TASK: Check each line of the records below for the word "JSON" and copy those where it appears.

(Data entries for graphics)
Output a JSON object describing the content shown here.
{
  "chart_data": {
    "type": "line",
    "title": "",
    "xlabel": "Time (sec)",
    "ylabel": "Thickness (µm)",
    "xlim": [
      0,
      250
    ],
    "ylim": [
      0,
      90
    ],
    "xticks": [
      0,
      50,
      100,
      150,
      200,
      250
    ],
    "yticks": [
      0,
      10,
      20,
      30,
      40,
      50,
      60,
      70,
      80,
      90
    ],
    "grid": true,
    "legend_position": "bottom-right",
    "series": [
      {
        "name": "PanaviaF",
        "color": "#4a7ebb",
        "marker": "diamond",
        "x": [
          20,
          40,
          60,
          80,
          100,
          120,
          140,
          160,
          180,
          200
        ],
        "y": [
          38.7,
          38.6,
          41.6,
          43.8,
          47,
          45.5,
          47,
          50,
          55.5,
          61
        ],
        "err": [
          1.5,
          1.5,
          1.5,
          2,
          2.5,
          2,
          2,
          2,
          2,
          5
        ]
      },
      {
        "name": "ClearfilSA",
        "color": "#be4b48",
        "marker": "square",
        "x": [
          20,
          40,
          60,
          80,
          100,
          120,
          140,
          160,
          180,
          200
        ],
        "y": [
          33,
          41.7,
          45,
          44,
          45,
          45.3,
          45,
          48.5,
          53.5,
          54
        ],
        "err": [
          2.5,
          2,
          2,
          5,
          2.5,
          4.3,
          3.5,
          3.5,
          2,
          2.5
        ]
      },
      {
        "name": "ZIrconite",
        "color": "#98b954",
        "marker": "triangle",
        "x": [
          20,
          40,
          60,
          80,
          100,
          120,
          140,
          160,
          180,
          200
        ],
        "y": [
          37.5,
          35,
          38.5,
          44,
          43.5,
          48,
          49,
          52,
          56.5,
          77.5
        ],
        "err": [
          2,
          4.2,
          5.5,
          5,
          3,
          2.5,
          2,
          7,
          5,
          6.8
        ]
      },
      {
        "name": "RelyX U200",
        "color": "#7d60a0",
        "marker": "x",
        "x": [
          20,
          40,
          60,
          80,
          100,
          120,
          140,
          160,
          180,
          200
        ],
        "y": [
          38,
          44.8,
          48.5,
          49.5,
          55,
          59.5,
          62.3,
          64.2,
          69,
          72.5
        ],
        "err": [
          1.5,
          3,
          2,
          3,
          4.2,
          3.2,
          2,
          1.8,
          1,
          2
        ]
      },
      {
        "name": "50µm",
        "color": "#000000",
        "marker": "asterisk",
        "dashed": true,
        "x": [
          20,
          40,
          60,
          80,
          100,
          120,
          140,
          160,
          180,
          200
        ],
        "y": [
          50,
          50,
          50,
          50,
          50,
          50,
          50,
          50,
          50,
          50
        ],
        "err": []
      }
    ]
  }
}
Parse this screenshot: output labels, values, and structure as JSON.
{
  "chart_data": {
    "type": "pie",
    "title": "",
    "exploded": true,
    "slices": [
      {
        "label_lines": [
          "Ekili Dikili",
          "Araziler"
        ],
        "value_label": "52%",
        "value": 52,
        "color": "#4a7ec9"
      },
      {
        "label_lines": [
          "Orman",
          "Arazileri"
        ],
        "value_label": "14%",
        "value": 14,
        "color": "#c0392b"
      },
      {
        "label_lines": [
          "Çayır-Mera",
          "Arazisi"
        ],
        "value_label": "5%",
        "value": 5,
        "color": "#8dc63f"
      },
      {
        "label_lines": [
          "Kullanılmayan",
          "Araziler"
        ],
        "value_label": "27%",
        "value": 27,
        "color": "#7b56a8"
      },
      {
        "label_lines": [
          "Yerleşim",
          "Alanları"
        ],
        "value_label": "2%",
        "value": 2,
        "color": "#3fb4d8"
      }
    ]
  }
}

EXERCISE SOLUTION:
Output a JSON object describing the content shown here.
Parse this screenshot: output labels, values, and structure as JSON.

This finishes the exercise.